----- EXTRACTED MATERIAL -----

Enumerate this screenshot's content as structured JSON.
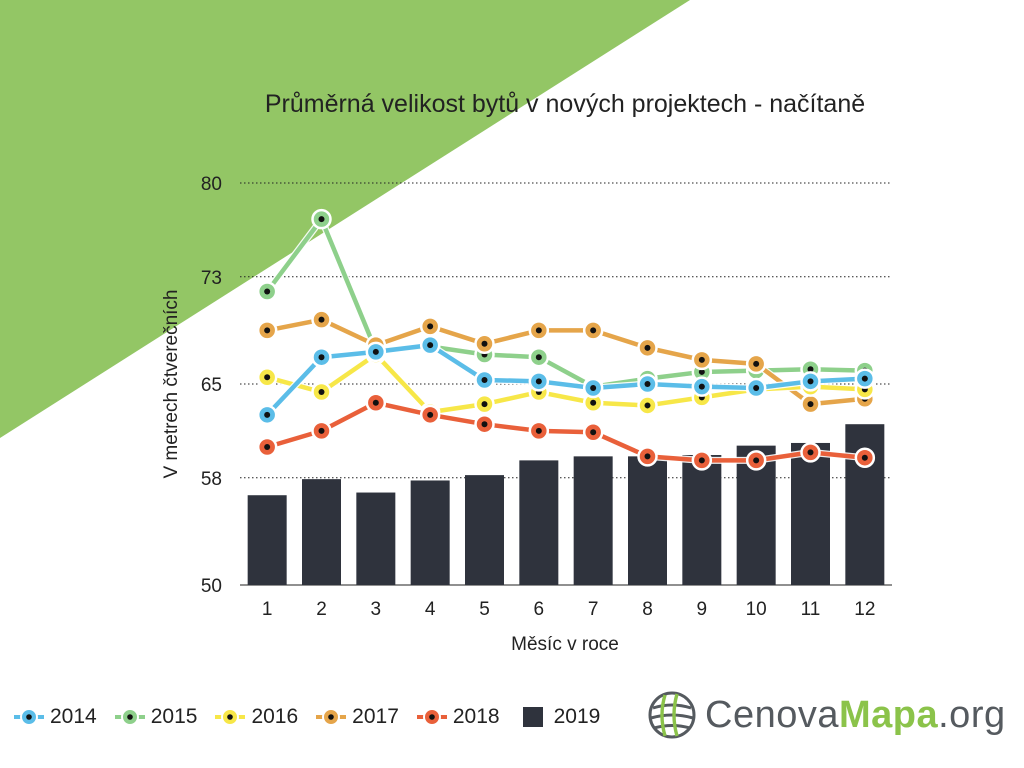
{
  "chart_data": {
    "type": "line",
    "title": "Průměrná velikost bytů v nových projektech - načítaně",
    "xlabel": "Měsíc v roce",
    "ylabel": "V metrech čtverečních",
    "categories": [
      "1",
      "2",
      "3",
      "4",
      "5",
      "6",
      "7",
      "8",
      "9",
      "10",
      "11",
      "12"
    ],
    "yticks": [
      "50",
      "58",
      "65",
      "73",
      "80"
    ],
    "ylim": [
      50,
      80
    ],
    "grid": "horizontal dotted",
    "legend_position": "bottom-left",
    "series": [
      {
        "name": "2019",
        "kind": "bar",
        "color": "#2f333d",
        "values": [
          56.7,
          57.9,
          56.9,
          57.8,
          58.2,
          59.3,
          59.6,
          59.6,
          59.7,
          60.4,
          60.6,
          62.0
        ]
      },
      {
        "name": "2015",
        "kind": "line",
        "color": "#8ed08b",
        "values": [
          71.9,
          77.3,
          67.5,
          67.8,
          67.2,
          67.0,
          64.8,
          65.4,
          65.9,
          66.0,
          66.1,
          66.0
        ]
      },
      {
        "name": "2017",
        "kind": "line",
        "color": "#e5a54a",
        "values": [
          69.0,
          69.8,
          67.9,
          69.3,
          68.0,
          69.0,
          69.0,
          67.7,
          66.8,
          66.5,
          63.5,
          63.9
        ]
      },
      {
        "name": "2016",
        "kind": "line",
        "color": "#f7e748",
        "values": [
          65.5,
          64.4,
          67.2,
          62.9,
          63.5,
          64.4,
          63.6,
          63.4,
          64.0,
          64.6,
          64.8,
          64.6
        ]
      },
      {
        "name": "2014",
        "kind": "line",
        "color": "#5bbde8",
        "values": [
          62.7,
          67.0,
          67.4,
          67.9,
          65.3,
          65.2,
          64.7,
          65.0,
          64.8,
          64.7,
          65.2,
          65.4
        ]
      },
      {
        "name": "2018",
        "kind": "line",
        "color": "#e9603a",
        "values": [
          60.3,
          61.5,
          63.6,
          62.7,
          62.0,
          61.5,
          61.4,
          59.6,
          59.3,
          59.3,
          59.9,
          59.5
        ]
      }
    ],
    "legend_order": [
      "2014",
      "2015",
      "2016",
      "2017",
      "2018",
      "2019"
    ]
  },
  "colors": {
    "background_corner": "#93c665",
    "grid": "#222222",
    "logo_accent": "#8bc34a",
    "logo_text": "#555a5f"
  },
  "logo": {
    "part_a": "Cenova",
    "part_b": "Mapa",
    "part_c": ".org",
    "icon": "globe-grid-icon"
  }
}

-----

Repeat the data above exactly, but not the pictures.

● CORRECT RESPONSE
Enumerate this screenshot's content as structured JSON.
{
  "chart_data": {
    "type": "line",
    "title": "Průměrná velikost bytů v nových projektech - načítaně",
    "xlabel": "Měsíc v roce",
    "ylabel": "V metrech čtverečních",
    "categories": [
      "1",
      "2",
      "3",
      "4",
      "5",
      "6",
      "7",
      "8",
      "9",
      "10",
      "11",
      "12"
    ],
    "yticks": [
      "50",
      "58",
      "65",
      "73",
      "80"
    ],
    "ylim": [
      50,
      80
    ],
    "grid": "horizontal dotted",
    "legend_position": "bottom-left",
    "series": [
      {
        "name": "2019",
        "kind": "bar",
        "color": "#2f333d",
        "values": [
          56.7,
          57.9,
          56.9,
          57.8,
          58.2,
          59.3,
          59.6,
          59.6,
          59.7,
          60.4,
          60.6,
          62.0
        ]
      },
      {
        "name": "2015",
        "kind": "line",
        "color": "#8ed08b",
        "values": [
          71.9,
          77.3,
          67.5,
          67.8,
          67.2,
          67.0,
          64.8,
          65.4,
          65.9,
          66.0,
          66.1,
          66.0
        ]
      },
      {
        "name": "2017",
        "kind": "line",
        "color": "#e5a54a",
        "values": [
          69.0,
          69.8,
          67.9,
          69.3,
          68.0,
          69.0,
          69.0,
          67.7,
          66.8,
          66.5,
          63.5,
          63.9
        ]
      },
      {
        "name": "2016",
        "kind": "line",
        "color": "#f7e748",
        "values": [
          65.5,
          64.4,
          67.2,
          62.9,
          63.5,
          64.4,
          63.6,
          63.4,
          64.0,
          64.6,
          64.8,
          64.6
        ]
      },
      {
        "name": "2014",
        "kind": "line",
        "color": "#5bbde8",
        "values": [
          62.7,
          67.0,
          67.4,
          67.9,
          65.3,
          65.2,
          64.7,
          65.0,
          64.8,
          64.7,
          65.2,
          65.4
        ]
      },
      {
        "name": "2018",
        "kind": "line",
        "color": "#e9603a",
        "values": [
          60.3,
          61.5,
          63.6,
          62.7,
          62.0,
          61.5,
          61.4,
          59.6,
          59.3,
          59.3,
          59.9,
          59.5
        ]
      }
    ],
    "legend_order": [
      "2014",
      "2015",
      "2016",
      "2017",
      "2018",
      "2019"
    ]
  },
  "colors": {
    "background_corner": "#93c665",
    "grid": "#222222",
    "logo_accent": "#8bc34a",
    "logo_text": "#555a5f"
  },
  "logo": {
    "part_a": "Cenova",
    "part_b": "Mapa",
    "part_c": ".org",
    "icon": "globe-grid-icon"
  }
}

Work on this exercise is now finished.